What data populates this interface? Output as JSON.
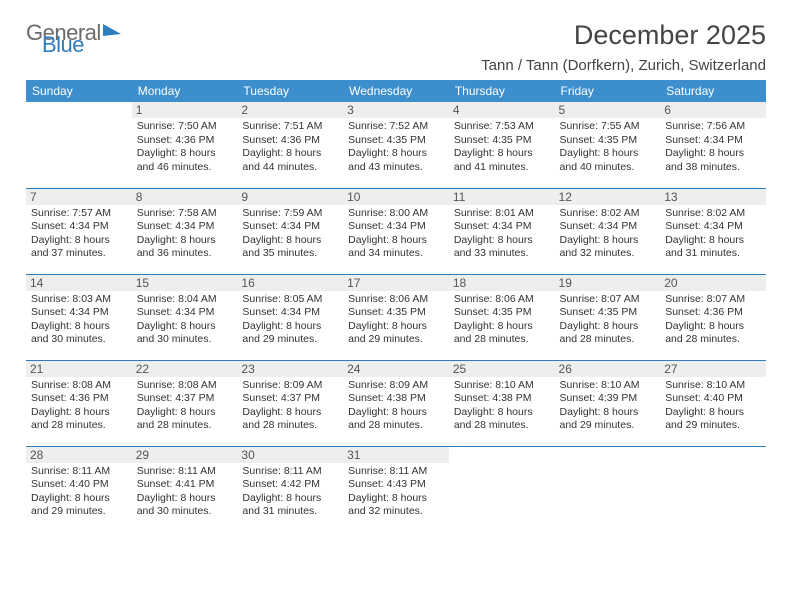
{
  "logo": {
    "part1": "General",
    "part2": "Blue"
  },
  "title": "December 2025",
  "location": "Tann / Tann (Dorfkern), Zurich, Switzerland",
  "day_headers": [
    "Sunday",
    "Monday",
    "Tuesday",
    "Wednesday",
    "Thursday",
    "Friday",
    "Saturday"
  ],
  "colors": {
    "header_bg": "#3c8ecd",
    "header_fg": "#ffffff",
    "border": "#2f7dc0",
    "daynum_bg": "#eeeeee",
    "text": "#333333",
    "background": "#ffffff"
  },
  "typography": {
    "title_fontsize_pt": 20,
    "location_fontsize_pt": 11,
    "dayheader_fontsize_pt": 9,
    "cell_fontsize_pt": 8
  },
  "layout": {
    "columns": 7,
    "rows": 5,
    "offset_blank_cells": 1
  },
  "days": [
    {
      "n": 1,
      "sunrise": "7:50 AM",
      "sunset": "4:36 PM",
      "day_h": 8,
      "day_m": 46
    },
    {
      "n": 2,
      "sunrise": "7:51 AM",
      "sunset": "4:36 PM",
      "day_h": 8,
      "day_m": 44
    },
    {
      "n": 3,
      "sunrise": "7:52 AM",
      "sunset": "4:35 PM",
      "day_h": 8,
      "day_m": 43
    },
    {
      "n": 4,
      "sunrise": "7:53 AM",
      "sunset": "4:35 PM",
      "day_h": 8,
      "day_m": 41
    },
    {
      "n": 5,
      "sunrise": "7:55 AM",
      "sunset": "4:35 PM",
      "day_h": 8,
      "day_m": 40
    },
    {
      "n": 6,
      "sunrise": "7:56 AM",
      "sunset": "4:34 PM",
      "day_h": 8,
      "day_m": 38
    },
    {
      "n": 7,
      "sunrise": "7:57 AM",
      "sunset": "4:34 PM",
      "day_h": 8,
      "day_m": 37
    },
    {
      "n": 8,
      "sunrise": "7:58 AM",
      "sunset": "4:34 PM",
      "day_h": 8,
      "day_m": 36
    },
    {
      "n": 9,
      "sunrise": "7:59 AM",
      "sunset": "4:34 PM",
      "day_h": 8,
      "day_m": 35
    },
    {
      "n": 10,
      "sunrise": "8:00 AM",
      "sunset": "4:34 PM",
      "day_h": 8,
      "day_m": 34
    },
    {
      "n": 11,
      "sunrise": "8:01 AM",
      "sunset": "4:34 PM",
      "day_h": 8,
      "day_m": 33
    },
    {
      "n": 12,
      "sunrise": "8:02 AM",
      "sunset": "4:34 PM",
      "day_h": 8,
      "day_m": 32
    },
    {
      "n": 13,
      "sunrise": "8:02 AM",
      "sunset": "4:34 PM",
      "day_h": 8,
      "day_m": 31
    },
    {
      "n": 14,
      "sunrise": "8:03 AM",
      "sunset": "4:34 PM",
      "day_h": 8,
      "day_m": 30
    },
    {
      "n": 15,
      "sunrise": "8:04 AM",
      "sunset": "4:34 PM",
      "day_h": 8,
      "day_m": 30
    },
    {
      "n": 16,
      "sunrise": "8:05 AM",
      "sunset": "4:34 PM",
      "day_h": 8,
      "day_m": 29
    },
    {
      "n": 17,
      "sunrise": "8:06 AM",
      "sunset": "4:35 PM",
      "day_h": 8,
      "day_m": 29
    },
    {
      "n": 18,
      "sunrise": "8:06 AM",
      "sunset": "4:35 PM",
      "day_h": 8,
      "day_m": 28
    },
    {
      "n": 19,
      "sunrise": "8:07 AM",
      "sunset": "4:35 PM",
      "day_h": 8,
      "day_m": 28
    },
    {
      "n": 20,
      "sunrise": "8:07 AM",
      "sunset": "4:36 PM",
      "day_h": 8,
      "day_m": 28
    },
    {
      "n": 21,
      "sunrise": "8:08 AM",
      "sunset": "4:36 PM",
      "day_h": 8,
      "day_m": 28
    },
    {
      "n": 22,
      "sunrise": "8:08 AM",
      "sunset": "4:37 PM",
      "day_h": 8,
      "day_m": 28
    },
    {
      "n": 23,
      "sunrise": "8:09 AM",
      "sunset": "4:37 PM",
      "day_h": 8,
      "day_m": 28
    },
    {
      "n": 24,
      "sunrise": "8:09 AM",
      "sunset": "4:38 PM",
      "day_h": 8,
      "day_m": 28
    },
    {
      "n": 25,
      "sunrise": "8:10 AM",
      "sunset": "4:38 PM",
      "day_h": 8,
      "day_m": 28
    },
    {
      "n": 26,
      "sunrise": "8:10 AM",
      "sunset": "4:39 PM",
      "day_h": 8,
      "day_m": 29
    },
    {
      "n": 27,
      "sunrise": "8:10 AM",
      "sunset": "4:40 PM",
      "day_h": 8,
      "day_m": 29
    },
    {
      "n": 28,
      "sunrise": "8:11 AM",
      "sunset": "4:40 PM",
      "day_h": 8,
      "day_m": 29
    },
    {
      "n": 29,
      "sunrise": "8:11 AM",
      "sunset": "4:41 PM",
      "day_h": 8,
      "day_m": 30
    },
    {
      "n": 30,
      "sunrise": "8:11 AM",
      "sunset": "4:42 PM",
      "day_h": 8,
      "day_m": 31
    },
    {
      "n": 31,
      "sunrise": "8:11 AM",
      "sunset": "4:43 PM",
      "day_h": 8,
      "day_m": 32
    }
  ],
  "labels": {
    "sunrise": "Sunrise:",
    "sunset": "Sunset:",
    "daylight": "Daylight:",
    "hours": "hours",
    "and": "and",
    "minutes": "minutes."
  }
}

» WHAT THIS TASK INVOLVES
Report each line in the data that holds the word "ffffff".

» FULL OUTPUT
    "header_fg": "#ffffff",
    "background": "#ffffff"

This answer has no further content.